# Material shown start
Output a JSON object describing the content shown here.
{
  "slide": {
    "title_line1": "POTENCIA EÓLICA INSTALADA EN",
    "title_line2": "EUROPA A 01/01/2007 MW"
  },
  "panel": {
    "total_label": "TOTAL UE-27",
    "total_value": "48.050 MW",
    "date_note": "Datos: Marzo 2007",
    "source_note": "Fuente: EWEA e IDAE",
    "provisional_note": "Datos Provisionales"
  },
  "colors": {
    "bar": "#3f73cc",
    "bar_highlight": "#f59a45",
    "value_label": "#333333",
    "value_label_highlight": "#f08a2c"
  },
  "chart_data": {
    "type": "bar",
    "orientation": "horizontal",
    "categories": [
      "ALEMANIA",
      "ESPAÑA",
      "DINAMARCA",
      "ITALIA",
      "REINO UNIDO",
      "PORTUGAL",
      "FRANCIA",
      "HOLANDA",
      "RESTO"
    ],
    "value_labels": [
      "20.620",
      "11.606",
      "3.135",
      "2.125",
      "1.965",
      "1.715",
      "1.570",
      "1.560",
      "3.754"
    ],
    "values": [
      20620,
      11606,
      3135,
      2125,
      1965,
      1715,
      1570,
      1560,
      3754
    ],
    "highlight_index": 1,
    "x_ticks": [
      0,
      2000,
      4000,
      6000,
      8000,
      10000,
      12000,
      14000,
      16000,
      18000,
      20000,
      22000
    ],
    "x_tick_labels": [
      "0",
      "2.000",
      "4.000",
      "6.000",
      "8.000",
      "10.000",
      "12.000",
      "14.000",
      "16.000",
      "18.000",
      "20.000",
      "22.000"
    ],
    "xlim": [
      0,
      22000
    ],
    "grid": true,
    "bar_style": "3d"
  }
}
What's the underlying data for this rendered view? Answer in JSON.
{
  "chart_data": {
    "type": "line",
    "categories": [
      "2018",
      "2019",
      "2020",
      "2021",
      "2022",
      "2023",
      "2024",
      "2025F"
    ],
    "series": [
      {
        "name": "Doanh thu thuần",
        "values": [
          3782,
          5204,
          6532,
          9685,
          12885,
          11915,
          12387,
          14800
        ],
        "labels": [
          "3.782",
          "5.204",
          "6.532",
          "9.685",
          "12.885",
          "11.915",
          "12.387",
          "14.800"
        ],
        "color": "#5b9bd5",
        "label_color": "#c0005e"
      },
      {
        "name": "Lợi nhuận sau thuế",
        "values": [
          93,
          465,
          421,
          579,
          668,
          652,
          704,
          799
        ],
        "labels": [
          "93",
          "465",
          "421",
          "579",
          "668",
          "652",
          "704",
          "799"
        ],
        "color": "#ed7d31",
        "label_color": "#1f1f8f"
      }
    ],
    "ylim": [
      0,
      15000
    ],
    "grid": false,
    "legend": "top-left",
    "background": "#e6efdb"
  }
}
# Material shown end
Stated goal: Show all lines in the entries above where the word "Datos" appears.

Task response:
    "date_note": "Datos: Marzo 2007",
    "provisional_note": "Datos Provisionales"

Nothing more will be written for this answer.